INSTRUCTIONS TO FOLLOW → Find how many lines contain "времени" and state only that number.

Recorded data
------------------------------------
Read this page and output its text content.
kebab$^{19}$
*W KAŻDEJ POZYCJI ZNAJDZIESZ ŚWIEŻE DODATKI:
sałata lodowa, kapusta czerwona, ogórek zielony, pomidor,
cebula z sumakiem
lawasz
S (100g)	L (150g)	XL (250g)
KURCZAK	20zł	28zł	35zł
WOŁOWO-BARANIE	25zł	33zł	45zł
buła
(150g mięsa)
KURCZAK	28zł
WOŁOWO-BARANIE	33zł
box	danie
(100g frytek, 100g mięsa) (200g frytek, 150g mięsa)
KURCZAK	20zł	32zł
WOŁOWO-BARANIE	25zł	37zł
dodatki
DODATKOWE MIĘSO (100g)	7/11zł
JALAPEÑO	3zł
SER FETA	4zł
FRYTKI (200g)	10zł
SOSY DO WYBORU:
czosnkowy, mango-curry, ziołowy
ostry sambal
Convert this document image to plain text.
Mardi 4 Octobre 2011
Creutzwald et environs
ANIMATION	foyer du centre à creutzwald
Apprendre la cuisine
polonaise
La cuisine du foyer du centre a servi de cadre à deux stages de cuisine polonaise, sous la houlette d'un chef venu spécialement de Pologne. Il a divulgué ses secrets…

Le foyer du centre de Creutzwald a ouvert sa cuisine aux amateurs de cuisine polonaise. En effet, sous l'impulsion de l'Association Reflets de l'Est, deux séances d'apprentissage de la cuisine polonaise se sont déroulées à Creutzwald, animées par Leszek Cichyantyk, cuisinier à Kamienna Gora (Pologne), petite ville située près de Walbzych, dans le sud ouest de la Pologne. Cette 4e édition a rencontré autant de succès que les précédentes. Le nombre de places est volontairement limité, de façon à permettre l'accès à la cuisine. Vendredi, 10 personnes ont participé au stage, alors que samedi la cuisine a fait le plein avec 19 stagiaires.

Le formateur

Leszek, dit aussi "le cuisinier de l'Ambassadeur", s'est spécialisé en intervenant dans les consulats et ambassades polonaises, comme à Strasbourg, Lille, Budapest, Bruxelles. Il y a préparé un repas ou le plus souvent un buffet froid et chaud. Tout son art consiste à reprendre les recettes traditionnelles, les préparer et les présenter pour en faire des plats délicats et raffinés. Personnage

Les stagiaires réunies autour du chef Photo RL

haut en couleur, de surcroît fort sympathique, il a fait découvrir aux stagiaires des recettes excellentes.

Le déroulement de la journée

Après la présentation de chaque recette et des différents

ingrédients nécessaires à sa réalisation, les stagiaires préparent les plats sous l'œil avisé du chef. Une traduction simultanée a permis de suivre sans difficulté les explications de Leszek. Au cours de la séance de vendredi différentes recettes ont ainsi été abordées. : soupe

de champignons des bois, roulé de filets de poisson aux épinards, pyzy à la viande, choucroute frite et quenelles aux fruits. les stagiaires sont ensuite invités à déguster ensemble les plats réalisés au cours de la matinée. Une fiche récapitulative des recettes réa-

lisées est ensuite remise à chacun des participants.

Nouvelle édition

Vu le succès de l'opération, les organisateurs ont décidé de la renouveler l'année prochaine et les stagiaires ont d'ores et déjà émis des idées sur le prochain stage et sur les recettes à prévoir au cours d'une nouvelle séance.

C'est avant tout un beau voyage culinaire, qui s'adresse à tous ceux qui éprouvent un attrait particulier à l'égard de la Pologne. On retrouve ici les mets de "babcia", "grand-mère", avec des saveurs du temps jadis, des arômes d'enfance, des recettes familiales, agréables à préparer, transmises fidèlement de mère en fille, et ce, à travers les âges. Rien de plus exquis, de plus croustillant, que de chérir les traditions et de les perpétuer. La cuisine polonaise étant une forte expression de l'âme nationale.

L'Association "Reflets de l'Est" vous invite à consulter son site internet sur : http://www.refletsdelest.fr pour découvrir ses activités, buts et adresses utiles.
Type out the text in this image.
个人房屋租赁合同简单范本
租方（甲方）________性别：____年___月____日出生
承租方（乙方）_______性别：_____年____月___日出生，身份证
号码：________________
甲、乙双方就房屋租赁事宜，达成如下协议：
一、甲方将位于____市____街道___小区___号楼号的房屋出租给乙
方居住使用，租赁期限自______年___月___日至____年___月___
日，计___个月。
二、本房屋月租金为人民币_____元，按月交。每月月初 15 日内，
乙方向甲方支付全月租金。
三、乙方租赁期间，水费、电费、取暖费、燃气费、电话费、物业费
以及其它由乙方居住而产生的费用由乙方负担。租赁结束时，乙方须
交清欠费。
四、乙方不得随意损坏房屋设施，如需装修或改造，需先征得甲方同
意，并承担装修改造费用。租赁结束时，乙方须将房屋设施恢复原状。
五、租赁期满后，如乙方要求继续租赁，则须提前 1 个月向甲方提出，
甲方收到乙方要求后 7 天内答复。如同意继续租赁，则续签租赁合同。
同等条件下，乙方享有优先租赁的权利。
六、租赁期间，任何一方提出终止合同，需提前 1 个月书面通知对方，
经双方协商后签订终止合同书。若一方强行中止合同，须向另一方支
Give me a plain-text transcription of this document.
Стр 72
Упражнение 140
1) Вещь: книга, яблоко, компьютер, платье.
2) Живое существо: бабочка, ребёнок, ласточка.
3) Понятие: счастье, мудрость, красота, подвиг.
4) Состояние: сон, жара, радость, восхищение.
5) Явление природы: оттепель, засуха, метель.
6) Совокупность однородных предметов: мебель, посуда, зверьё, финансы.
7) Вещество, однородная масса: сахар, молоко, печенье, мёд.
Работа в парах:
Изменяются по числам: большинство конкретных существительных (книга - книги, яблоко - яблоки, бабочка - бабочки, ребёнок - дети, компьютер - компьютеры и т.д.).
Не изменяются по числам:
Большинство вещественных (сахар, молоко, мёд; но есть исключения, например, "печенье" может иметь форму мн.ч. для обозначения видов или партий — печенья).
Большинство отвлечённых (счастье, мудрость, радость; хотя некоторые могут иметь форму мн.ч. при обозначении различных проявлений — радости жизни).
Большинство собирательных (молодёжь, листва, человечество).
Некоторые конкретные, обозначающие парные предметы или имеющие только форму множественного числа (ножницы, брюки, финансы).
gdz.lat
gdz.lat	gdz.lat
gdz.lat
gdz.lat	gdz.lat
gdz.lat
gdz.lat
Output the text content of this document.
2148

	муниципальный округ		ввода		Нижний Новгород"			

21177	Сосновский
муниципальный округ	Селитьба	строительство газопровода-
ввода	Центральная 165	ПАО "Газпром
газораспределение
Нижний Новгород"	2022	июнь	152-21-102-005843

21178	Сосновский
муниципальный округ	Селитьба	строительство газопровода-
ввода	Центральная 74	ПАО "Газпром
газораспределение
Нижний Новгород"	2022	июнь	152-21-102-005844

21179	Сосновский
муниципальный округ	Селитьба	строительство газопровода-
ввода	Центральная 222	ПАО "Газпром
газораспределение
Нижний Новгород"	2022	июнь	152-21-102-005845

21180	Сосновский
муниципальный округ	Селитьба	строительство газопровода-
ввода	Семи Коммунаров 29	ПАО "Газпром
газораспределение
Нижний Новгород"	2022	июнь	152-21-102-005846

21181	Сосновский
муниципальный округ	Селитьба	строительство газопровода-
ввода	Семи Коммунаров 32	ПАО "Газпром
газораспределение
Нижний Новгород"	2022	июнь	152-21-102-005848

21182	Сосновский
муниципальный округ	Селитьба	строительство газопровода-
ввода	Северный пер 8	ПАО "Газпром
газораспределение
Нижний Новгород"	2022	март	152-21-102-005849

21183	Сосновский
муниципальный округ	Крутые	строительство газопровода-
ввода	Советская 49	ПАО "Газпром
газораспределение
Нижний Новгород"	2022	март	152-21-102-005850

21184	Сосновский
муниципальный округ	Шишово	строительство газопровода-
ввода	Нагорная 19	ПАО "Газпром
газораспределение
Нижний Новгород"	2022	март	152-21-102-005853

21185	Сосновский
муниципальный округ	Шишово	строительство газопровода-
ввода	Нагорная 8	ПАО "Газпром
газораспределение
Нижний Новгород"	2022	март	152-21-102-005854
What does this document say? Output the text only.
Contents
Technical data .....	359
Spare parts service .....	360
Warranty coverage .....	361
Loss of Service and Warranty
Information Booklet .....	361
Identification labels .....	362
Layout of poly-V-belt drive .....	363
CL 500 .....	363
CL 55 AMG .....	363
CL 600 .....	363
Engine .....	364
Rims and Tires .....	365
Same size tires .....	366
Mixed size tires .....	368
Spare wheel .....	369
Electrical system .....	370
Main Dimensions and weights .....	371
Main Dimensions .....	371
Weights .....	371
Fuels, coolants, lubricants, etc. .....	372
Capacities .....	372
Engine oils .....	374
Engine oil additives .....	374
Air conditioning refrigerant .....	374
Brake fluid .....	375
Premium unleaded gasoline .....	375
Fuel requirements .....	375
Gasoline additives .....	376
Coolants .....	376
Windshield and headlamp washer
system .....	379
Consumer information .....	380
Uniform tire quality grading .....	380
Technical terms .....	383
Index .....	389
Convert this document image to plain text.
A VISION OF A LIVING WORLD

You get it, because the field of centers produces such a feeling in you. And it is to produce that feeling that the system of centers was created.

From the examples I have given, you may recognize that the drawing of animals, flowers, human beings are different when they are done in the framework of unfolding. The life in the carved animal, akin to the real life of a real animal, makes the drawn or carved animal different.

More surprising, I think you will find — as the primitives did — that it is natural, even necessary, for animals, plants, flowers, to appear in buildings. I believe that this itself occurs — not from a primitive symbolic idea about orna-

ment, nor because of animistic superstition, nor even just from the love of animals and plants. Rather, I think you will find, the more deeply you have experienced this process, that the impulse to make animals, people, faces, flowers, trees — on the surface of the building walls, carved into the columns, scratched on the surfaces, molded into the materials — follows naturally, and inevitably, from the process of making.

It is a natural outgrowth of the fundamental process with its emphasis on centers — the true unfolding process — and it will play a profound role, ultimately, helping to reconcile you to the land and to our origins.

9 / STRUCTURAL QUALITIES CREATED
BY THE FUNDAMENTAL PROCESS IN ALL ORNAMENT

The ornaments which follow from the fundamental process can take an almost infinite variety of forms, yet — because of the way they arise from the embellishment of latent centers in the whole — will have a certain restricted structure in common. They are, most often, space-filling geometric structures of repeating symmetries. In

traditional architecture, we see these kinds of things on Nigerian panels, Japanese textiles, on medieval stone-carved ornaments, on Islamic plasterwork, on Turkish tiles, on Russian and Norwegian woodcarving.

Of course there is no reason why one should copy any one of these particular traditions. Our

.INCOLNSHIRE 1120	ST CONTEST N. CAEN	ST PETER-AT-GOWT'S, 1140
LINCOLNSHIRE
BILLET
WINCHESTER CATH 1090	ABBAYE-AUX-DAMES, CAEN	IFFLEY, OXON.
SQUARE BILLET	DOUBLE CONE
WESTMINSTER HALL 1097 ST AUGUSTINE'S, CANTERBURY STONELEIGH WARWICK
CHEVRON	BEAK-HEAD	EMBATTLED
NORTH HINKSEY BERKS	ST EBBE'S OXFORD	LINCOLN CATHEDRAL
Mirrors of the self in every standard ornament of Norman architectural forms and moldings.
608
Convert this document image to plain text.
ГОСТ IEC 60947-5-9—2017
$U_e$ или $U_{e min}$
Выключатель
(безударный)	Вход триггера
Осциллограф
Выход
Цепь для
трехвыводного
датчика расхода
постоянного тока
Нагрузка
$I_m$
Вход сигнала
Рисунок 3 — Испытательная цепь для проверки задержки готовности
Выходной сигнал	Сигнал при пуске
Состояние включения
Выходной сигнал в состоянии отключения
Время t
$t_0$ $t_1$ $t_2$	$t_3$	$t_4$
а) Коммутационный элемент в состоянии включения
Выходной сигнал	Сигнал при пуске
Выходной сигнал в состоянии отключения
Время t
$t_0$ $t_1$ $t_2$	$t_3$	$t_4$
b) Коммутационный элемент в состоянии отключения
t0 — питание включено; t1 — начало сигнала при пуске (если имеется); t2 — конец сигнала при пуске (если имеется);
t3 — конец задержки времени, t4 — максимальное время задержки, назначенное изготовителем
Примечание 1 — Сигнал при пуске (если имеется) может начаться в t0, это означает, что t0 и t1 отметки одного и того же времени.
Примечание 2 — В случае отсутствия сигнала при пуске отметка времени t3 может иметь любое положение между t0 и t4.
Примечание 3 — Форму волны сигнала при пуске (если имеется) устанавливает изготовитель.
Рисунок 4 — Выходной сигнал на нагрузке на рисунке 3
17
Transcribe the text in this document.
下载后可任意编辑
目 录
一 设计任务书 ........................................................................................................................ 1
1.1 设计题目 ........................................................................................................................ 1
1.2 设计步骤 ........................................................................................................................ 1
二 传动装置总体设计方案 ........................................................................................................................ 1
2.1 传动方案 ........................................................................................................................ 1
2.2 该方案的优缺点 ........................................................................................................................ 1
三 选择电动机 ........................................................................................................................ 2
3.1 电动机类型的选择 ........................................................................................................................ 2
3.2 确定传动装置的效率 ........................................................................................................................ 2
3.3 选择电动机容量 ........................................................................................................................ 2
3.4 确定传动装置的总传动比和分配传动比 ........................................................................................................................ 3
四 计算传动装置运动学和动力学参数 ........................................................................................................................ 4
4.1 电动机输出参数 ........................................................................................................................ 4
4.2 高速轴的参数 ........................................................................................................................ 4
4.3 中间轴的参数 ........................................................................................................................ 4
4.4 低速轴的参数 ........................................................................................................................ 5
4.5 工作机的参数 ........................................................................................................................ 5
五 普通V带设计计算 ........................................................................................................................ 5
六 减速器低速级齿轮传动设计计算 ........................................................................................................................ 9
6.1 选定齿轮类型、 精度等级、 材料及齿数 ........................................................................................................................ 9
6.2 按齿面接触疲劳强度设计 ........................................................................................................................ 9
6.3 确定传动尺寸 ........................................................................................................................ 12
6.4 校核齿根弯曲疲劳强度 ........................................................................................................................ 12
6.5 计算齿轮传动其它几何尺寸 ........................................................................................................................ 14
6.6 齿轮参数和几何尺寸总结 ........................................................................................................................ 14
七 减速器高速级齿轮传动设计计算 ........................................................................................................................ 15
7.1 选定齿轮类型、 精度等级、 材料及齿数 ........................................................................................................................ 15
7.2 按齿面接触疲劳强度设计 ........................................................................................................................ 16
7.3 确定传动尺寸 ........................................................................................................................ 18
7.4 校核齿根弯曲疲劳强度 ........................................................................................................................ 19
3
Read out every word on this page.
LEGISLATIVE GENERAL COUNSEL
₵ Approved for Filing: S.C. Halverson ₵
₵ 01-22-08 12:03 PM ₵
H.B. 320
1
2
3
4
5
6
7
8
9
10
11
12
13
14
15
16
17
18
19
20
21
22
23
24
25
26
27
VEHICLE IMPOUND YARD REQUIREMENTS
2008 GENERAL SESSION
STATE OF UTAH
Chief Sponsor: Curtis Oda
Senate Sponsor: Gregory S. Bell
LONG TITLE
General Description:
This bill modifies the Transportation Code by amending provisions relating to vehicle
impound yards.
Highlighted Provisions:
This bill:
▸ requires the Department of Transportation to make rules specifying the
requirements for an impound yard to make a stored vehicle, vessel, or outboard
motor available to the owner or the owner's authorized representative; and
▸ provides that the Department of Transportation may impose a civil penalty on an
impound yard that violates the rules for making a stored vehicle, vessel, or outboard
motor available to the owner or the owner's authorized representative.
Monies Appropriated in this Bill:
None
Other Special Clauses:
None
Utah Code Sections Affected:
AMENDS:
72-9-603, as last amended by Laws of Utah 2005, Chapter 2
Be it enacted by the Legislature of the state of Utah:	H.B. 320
------------------------------------
ANSWER → 3